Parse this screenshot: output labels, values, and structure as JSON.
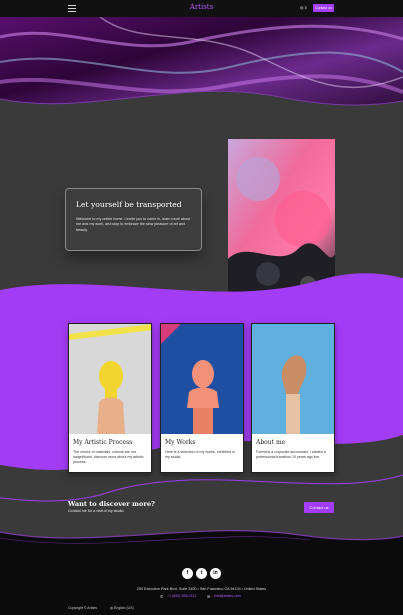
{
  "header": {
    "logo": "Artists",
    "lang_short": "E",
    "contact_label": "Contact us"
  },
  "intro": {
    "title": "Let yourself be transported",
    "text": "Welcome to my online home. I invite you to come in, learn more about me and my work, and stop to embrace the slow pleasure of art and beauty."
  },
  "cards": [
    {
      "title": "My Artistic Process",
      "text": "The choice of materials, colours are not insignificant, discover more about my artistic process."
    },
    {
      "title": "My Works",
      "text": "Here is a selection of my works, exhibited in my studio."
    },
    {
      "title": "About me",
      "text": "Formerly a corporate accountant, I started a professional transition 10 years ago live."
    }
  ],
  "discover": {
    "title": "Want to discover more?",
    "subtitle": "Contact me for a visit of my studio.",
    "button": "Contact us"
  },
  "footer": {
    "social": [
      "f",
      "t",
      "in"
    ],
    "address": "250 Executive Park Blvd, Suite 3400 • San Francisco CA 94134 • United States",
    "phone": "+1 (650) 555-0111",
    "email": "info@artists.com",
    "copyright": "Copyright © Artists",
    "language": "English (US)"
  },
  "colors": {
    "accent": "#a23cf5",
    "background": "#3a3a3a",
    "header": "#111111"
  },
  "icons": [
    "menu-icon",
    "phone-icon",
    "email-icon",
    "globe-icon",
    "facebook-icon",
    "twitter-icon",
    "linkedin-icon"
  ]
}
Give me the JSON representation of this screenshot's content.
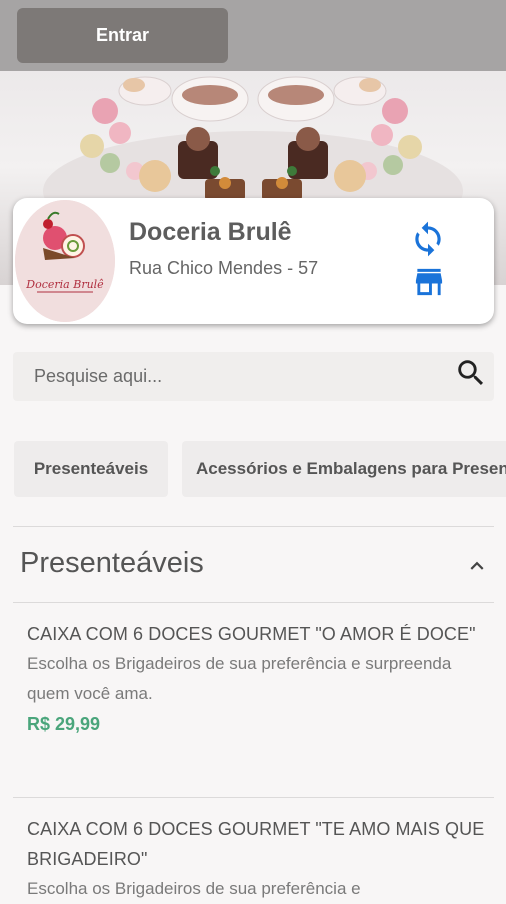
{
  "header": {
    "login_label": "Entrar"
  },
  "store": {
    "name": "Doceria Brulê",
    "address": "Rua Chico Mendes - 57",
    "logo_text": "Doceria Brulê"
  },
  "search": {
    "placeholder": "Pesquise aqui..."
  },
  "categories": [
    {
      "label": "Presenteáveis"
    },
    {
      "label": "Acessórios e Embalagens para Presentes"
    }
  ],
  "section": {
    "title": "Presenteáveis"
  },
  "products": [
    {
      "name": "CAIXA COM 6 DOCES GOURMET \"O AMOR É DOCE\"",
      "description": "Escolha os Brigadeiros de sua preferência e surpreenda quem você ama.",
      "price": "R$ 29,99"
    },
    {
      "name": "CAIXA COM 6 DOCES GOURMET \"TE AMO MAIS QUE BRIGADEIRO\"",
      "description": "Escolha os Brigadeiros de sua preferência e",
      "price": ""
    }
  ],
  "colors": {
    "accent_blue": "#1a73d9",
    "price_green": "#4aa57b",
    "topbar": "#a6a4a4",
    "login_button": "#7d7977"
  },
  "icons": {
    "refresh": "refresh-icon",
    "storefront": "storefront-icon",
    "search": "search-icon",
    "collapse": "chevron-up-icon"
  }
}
:::::
STATED EXERCISE: Pick out the lines containing the string "discover" and show them.

RESPONSE TO THE TASK:
      "text": "The choice of materials, colours are not insignificant, discover more about my artistic process."
  "discover": {
    "title": "Want to discover more?",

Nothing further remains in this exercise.